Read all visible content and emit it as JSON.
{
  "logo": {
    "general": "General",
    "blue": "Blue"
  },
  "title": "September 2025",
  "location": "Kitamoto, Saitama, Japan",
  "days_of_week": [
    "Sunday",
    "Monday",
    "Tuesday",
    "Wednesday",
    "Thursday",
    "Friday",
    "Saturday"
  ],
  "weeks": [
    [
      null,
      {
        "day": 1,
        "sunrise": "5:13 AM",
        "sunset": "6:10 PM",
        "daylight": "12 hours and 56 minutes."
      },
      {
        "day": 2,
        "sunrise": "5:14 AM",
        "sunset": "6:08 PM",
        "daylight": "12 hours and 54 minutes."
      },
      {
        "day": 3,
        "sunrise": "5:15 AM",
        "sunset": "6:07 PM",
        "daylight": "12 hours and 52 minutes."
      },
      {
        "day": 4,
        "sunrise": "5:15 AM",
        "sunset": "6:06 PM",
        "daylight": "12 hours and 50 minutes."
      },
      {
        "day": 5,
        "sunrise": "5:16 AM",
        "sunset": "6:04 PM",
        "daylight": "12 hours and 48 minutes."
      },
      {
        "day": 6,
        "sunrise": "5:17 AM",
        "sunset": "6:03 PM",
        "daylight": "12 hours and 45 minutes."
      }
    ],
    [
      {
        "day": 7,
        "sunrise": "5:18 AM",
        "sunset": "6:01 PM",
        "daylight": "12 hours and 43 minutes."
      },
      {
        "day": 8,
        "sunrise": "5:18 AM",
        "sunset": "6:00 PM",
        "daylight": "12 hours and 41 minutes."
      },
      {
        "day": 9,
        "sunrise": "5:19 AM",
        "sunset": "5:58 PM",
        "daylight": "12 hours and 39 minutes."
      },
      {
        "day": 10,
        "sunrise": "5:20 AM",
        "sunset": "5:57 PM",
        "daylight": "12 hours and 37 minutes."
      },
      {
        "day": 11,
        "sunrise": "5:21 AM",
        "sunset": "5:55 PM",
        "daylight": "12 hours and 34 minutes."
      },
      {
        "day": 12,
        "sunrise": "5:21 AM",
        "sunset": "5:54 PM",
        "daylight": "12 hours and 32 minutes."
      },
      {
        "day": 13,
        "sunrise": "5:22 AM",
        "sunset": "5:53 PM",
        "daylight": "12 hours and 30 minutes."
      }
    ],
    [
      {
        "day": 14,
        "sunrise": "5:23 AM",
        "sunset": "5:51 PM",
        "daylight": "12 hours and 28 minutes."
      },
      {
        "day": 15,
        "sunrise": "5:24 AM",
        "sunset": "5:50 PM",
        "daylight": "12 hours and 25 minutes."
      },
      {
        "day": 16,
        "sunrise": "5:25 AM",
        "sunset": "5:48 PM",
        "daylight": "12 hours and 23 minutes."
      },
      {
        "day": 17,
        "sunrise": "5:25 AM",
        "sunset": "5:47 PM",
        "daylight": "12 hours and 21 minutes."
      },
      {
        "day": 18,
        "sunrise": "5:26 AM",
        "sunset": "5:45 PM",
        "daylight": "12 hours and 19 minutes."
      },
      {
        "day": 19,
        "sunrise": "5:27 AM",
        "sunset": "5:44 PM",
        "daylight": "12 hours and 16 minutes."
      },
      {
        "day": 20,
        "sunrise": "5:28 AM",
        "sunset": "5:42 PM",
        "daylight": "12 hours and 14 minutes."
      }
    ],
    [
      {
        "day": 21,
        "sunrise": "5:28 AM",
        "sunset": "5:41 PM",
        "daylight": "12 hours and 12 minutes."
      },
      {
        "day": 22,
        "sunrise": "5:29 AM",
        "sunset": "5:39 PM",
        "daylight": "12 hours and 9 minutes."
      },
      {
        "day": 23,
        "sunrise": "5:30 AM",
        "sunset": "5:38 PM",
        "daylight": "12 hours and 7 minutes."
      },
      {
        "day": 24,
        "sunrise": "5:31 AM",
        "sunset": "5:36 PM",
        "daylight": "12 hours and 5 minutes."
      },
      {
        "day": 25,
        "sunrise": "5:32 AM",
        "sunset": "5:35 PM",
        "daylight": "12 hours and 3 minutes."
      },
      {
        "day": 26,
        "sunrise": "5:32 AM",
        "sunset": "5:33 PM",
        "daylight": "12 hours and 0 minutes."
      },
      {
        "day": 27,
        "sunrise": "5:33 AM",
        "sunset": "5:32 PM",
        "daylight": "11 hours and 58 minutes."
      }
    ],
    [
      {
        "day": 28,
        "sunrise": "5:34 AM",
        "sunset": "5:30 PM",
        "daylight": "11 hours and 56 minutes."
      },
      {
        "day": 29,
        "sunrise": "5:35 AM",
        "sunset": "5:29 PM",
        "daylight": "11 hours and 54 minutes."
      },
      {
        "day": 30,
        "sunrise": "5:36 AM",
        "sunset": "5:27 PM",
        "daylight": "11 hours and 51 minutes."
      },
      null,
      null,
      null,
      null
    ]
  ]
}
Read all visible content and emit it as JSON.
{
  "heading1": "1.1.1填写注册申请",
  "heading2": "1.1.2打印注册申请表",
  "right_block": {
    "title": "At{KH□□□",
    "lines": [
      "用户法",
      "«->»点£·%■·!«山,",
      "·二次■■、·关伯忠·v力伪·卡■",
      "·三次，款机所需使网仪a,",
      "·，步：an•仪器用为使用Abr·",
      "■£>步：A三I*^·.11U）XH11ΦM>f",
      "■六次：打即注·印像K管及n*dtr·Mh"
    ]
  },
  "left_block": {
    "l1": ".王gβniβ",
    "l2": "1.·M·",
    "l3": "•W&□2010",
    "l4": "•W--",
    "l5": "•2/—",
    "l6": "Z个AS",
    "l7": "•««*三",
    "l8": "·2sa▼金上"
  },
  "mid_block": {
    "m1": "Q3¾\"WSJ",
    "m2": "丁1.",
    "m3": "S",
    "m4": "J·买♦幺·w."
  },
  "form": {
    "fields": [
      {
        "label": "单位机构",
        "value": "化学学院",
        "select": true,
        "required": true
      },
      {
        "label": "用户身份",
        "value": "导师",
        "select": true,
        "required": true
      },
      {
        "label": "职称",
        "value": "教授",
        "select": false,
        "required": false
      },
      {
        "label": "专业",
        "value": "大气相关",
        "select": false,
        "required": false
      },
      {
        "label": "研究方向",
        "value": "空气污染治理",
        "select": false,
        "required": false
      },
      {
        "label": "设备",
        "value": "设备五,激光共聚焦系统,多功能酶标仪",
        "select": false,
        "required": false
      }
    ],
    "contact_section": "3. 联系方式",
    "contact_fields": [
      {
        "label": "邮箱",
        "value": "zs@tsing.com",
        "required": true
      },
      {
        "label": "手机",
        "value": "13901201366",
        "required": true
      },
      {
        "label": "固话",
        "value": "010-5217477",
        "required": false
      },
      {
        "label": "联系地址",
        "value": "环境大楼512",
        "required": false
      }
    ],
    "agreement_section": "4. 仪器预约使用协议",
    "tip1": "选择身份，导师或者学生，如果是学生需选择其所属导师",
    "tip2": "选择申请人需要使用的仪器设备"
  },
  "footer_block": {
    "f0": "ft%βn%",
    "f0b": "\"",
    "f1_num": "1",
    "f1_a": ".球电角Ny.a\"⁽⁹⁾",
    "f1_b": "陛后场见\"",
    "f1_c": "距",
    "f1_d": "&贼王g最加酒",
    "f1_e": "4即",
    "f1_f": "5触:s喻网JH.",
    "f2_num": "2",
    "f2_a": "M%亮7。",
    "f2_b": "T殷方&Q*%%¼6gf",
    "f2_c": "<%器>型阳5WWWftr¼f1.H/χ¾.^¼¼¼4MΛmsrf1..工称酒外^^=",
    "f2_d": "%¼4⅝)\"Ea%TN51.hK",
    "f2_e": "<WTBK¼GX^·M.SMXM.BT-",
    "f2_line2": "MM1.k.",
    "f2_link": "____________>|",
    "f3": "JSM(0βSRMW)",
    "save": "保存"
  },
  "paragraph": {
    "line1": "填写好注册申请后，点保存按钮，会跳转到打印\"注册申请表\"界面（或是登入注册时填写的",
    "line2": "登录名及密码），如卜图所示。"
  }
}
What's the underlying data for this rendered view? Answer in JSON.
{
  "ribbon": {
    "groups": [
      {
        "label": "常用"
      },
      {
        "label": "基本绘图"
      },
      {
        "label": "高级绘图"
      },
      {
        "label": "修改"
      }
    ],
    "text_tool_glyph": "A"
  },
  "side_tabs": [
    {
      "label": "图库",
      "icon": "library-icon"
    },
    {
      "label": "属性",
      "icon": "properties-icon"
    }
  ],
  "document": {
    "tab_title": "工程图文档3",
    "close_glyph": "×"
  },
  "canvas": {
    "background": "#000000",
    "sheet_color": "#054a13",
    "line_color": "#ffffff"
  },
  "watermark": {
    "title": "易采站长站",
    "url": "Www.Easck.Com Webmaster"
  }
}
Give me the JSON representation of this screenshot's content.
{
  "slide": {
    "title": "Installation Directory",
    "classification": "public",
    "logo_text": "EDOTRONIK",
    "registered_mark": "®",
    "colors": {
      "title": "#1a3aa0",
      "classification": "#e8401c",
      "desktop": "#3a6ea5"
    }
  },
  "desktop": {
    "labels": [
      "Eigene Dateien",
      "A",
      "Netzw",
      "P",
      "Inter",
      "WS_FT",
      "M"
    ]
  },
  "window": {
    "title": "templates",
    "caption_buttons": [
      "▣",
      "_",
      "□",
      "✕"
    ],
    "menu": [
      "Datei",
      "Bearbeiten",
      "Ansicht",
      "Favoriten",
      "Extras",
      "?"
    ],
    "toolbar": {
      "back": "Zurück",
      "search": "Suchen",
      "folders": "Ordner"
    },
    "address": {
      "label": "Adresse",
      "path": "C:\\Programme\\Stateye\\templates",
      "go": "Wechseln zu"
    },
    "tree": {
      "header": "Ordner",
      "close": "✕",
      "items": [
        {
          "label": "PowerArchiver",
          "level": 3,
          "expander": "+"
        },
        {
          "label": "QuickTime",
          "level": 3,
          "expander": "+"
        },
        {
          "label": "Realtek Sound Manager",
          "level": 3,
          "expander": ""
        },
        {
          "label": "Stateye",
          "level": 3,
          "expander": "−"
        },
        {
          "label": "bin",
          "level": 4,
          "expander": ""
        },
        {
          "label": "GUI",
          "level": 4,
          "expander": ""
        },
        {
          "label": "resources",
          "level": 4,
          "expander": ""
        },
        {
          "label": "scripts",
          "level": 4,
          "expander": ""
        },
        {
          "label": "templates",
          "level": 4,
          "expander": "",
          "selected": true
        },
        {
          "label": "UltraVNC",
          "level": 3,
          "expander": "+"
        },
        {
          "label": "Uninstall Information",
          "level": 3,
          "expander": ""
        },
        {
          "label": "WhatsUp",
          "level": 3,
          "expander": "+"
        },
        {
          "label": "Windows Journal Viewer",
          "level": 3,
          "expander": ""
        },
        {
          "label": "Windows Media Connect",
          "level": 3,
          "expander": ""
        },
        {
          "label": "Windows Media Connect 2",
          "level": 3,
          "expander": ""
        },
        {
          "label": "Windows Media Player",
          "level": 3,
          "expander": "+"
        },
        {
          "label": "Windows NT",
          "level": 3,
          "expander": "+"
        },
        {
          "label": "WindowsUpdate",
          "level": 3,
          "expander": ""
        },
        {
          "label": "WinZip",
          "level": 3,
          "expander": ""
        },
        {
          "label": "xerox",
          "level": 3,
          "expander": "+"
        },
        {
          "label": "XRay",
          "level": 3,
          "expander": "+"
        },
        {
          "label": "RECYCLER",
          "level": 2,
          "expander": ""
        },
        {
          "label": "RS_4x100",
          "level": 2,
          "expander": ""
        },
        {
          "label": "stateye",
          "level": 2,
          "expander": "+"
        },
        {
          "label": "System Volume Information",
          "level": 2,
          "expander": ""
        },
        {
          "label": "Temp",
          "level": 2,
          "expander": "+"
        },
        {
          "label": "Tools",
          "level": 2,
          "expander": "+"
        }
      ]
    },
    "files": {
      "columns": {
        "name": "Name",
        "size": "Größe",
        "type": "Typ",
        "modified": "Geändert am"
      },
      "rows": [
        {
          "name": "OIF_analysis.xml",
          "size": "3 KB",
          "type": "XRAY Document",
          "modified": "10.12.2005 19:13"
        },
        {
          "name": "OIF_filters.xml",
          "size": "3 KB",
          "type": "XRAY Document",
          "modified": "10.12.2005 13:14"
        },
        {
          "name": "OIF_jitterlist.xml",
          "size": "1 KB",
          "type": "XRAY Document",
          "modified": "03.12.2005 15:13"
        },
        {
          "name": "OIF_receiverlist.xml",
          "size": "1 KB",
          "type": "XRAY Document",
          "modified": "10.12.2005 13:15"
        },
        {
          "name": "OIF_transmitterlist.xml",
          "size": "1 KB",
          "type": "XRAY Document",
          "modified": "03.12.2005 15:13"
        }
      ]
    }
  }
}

══════════

#### Task requirements:
Search the lines for the string "Connect" and copy every line that has it.

#### Answer to the task:
          "label": "Windows Media Connect",
          "label": "Windows Media Connect 2",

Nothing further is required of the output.